-- Start of Listed entries --
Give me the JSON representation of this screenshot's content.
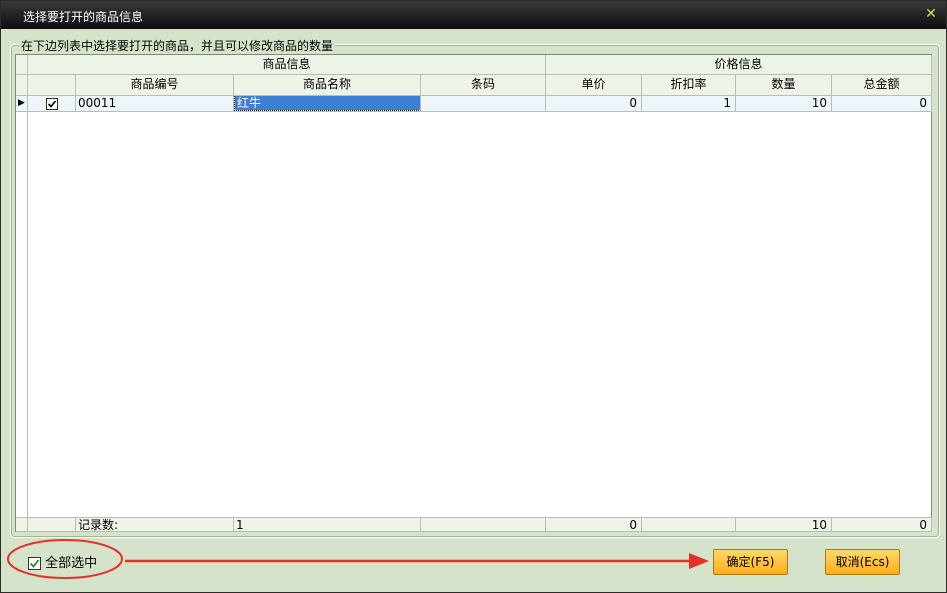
{
  "window": {
    "title": "选择要打开的商品信息",
    "close_icon": "close-icon"
  },
  "group": {
    "title": "在下边列表中选择要打开的商品，并且可以修改商品的数量"
  },
  "grid": {
    "group_headers": {
      "product_info": "商品信息",
      "price_info": "价格信息"
    },
    "columns": {
      "code": "商品编号",
      "name": "商品名称",
      "barcode": "条码",
      "unit_price": "单价",
      "discount": "折扣率",
      "quantity": "数量",
      "total": "总金额"
    },
    "rows": [
      {
        "checked": true,
        "code": "00011",
        "name": "红牛",
        "barcode": "",
        "unit_price": "0",
        "discount": "1",
        "quantity": "10",
        "total": "0"
      }
    ],
    "footer": {
      "label": "记录数:",
      "count": "1",
      "unit_price": "0",
      "quantity": "10",
      "total": "0"
    }
  },
  "bottom": {
    "select_all_label": "全部选中",
    "select_all_checked": true,
    "ok_button": "确定(F5)",
    "cancel_button": "取消(Ecs)"
  },
  "annotation_color": "#e8302a"
}
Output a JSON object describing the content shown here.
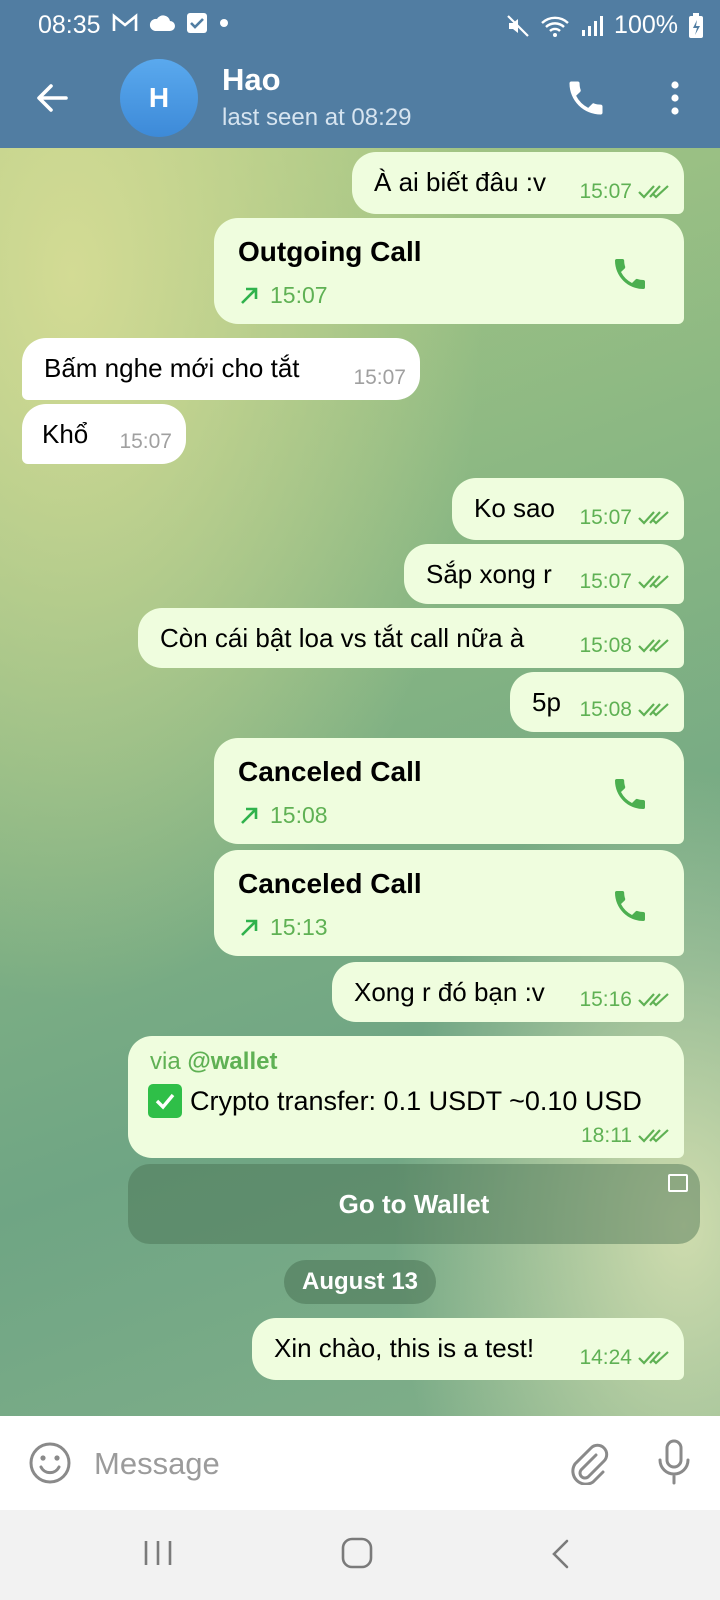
{
  "status_bar": {
    "time": "08:35",
    "battery": "100%",
    "icons": [
      "gmail-icon",
      "cloud-icon",
      "check-square-icon",
      "dot-icon",
      "mute-icon",
      "wifi-icon",
      "signal-icon",
      "battery-charging-icon"
    ]
  },
  "header": {
    "avatar_initial": "H",
    "name": "Hao",
    "status": "last seen at 08:29",
    "colors": {
      "bar": "#517da2",
      "avatar": "#4a97e3"
    }
  },
  "messages": [
    {
      "dir": "out",
      "text": "À ai biết đâu :v",
      "time": "15:07"
    },
    {
      "dir": "out",
      "type": "call",
      "title": "Outgoing Call",
      "time": "15:07"
    },
    {
      "dir": "in",
      "text": "Bấm nghe mới cho tắt",
      "time": "15:07"
    },
    {
      "dir": "in",
      "text": "Khổ",
      "time": "15:07"
    },
    {
      "dir": "out",
      "text": "Ko sao",
      "time": "15:07"
    },
    {
      "dir": "out",
      "text": "Sắp xong r",
      "time": "15:07"
    },
    {
      "dir": "out",
      "text": "Còn cái bật loa vs tắt call nữa à",
      "time": "15:08"
    },
    {
      "dir": "out",
      "text": "5p",
      "time": "15:08"
    },
    {
      "dir": "out",
      "type": "call",
      "title": "Canceled Call",
      "time": "15:08"
    },
    {
      "dir": "out",
      "type": "call",
      "title": "Canceled Call",
      "time": "15:13"
    },
    {
      "dir": "out",
      "text": "Xong r đó bạn :v",
      "time": "15:16"
    },
    {
      "dir": "out",
      "type": "bot",
      "via_prefix": "via ",
      "via_bot": "@wallet",
      "text": "Crypto transfer: 0.1 USDT ~0.10 USD",
      "time": "18:11"
    },
    {
      "dir": "out",
      "text": "Xin chào, this is a test!",
      "time": "14:24"
    }
  ],
  "wallet_button": {
    "label": "Go to Wallet"
  },
  "date_separator": "August 13",
  "input": {
    "placeholder": "Message",
    "value": ""
  },
  "colors": {
    "outgoing_bubble": "#effdde",
    "incoming_bubble": "#ffffff",
    "accent_green": "#5fb154"
  }
}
-- End of Listed entries --
Copy every line of the data exactly as written, excluding the pictures.

- _Output of the task_
Give me the JSON representation of this screenshot's content.
{
  "window": {
    "title": "选择要打开的商品信息",
    "close_icon": "close-icon"
  },
  "group": {
    "title": "在下边列表中选择要打开的商品，并且可以修改商品的数量"
  },
  "grid": {
    "group_headers": {
      "product_info": "商品信息",
      "price_info": "价格信息"
    },
    "columns": {
      "code": "商品编号",
      "name": "商品名称",
      "barcode": "条码",
      "unit_price": "单价",
      "discount": "折扣率",
      "quantity": "数量",
      "total": "总金额"
    },
    "rows": [
      {
        "checked": true,
        "code": "00011",
        "name": "红牛",
        "barcode": "",
        "unit_price": "0",
        "discount": "1",
        "quantity": "10",
        "total": "0"
      }
    ],
    "footer": {
      "label": "记录数:",
      "count": "1",
      "unit_price": "0",
      "quantity": "10",
      "total": "0"
    }
  },
  "bottom": {
    "select_all_label": "全部选中",
    "select_all_checked": true,
    "ok_button": "确定(F5)",
    "cancel_button": "取消(Ecs)"
  },
  "annotation_color": "#e8302a"
}
Output a JSON object describing the content shown here.
{
  "status_bar": {
    "time": "08:35",
    "battery": "100%",
    "icons": [
      "gmail-icon",
      "cloud-icon",
      "check-square-icon",
      "dot-icon",
      "mute-icon",
      "wifi-icon",
      "signal-icon",
      "battery-charging-icon"
    ]
  },
  "header": {
    "avatar_initial": "H",
    "name": "Hao",
    "status": "last seen at 08:29",
    "colors": {
      "bar": "#517da2",
      "avatar": "#4a97e3"
    }
  },
  "messages": [
    {
      "dir": "out",
      "text": "À ai biết đâu :v",
      "time": "15:07"
    },
    {
      "dir": "out",
      "type": "call",
      "title": "Outgoing Call",
      "time": "15:07"
    },
    {
      "dir": "in",
      "text": "Bấm nghe mới cho tắt",
      "time": "15:07"
    },
    {
      "dir": "in",
      "text": "Khổ",
      "time": "15:07"
    },
    {
      "dir": "out",
      "text": "Ko sao",
      "time": "15:07"
    },
    {
      "dir": "out",
      "text": "Sắp xong r",
      "time": "15:07"
    },
    {
      "dir": "out",
      "text": "Còn cái bật loa vs tắt call nữa à",
      "time": "15:08"
    },
    {
      "dir": "out",
      "text": "5p",
      "time": "15:08"
    },
    {
      "dir": "out",
      "type": "call",
      "title": "Canceled Call",
      "time": "15:08"
    },
    {
      "dir": "out",
      "type": "call",
      "title": "Canceled Call",
      "time": "15:13"
    },
    {
      "dir": "out",
      "text": "Xong r đó bạn :v",
      "time": "15:16"
    },
    {
      "dir": "out",
      "type": "bot",
      "via_prefix": "via ",
      "via_bot": "@wallet",
      "text": "Crypto transfer: 0.1 USDT ~0.10 USD",
      "time": "18:11"
    },
    {
      "dir": "out",
      "text": "Xin chào, this is a test!",
      "time": "14:24"
    }
  ],
  "wallet_button": {
    "label": "Go to Wallet"
  },
  "date_separator": "August 13",
  "input": {
    "placeholder": "Message",
    "value": ""
  },
  "colors": {
    "outgoing_bubble": "#effdde",
    "incoming_bubble": "#ffffff",
    "accent_green": "#5fb154"
  }
}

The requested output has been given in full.